• EXERCISE AIM
Report every line in the listing that contains the string "thresholded".
# start of RECORDS PROVIDED
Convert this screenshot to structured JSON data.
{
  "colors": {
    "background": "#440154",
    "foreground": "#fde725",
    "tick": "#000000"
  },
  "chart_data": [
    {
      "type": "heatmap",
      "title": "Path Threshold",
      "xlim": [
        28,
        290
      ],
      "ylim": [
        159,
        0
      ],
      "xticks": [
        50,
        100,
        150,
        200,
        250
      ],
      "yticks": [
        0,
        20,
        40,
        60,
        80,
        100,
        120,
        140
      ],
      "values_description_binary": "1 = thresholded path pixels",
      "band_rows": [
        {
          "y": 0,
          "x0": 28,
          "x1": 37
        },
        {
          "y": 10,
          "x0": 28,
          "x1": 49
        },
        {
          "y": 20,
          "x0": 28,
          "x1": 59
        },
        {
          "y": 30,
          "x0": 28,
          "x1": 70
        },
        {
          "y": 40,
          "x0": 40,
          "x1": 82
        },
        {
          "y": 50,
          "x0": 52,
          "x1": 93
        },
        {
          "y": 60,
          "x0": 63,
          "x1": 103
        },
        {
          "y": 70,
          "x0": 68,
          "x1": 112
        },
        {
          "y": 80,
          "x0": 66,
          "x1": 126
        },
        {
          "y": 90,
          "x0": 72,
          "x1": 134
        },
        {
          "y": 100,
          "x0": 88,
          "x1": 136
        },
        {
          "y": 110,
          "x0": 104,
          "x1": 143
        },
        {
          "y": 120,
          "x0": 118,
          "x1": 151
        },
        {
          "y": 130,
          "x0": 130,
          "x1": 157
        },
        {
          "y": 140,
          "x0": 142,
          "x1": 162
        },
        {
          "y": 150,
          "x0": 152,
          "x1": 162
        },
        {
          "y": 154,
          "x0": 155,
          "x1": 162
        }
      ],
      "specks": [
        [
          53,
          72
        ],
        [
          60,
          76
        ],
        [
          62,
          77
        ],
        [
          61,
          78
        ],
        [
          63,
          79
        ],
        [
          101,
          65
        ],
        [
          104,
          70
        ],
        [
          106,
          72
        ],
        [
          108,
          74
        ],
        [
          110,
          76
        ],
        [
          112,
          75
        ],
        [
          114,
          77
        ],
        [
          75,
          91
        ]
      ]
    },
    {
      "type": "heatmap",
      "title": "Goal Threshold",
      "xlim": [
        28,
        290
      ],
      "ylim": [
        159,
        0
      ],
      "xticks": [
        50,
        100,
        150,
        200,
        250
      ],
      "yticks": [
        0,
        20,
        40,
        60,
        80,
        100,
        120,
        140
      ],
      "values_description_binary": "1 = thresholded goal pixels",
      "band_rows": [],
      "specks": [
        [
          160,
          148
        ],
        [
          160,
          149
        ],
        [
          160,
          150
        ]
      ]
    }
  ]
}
# end of RECORDS PROVIDED
• PROBLEM SOLUTION
      "values_description_binary": "1 = thresholded path pixels",
      "values_description_binary": "1 = thresholded goal pixels",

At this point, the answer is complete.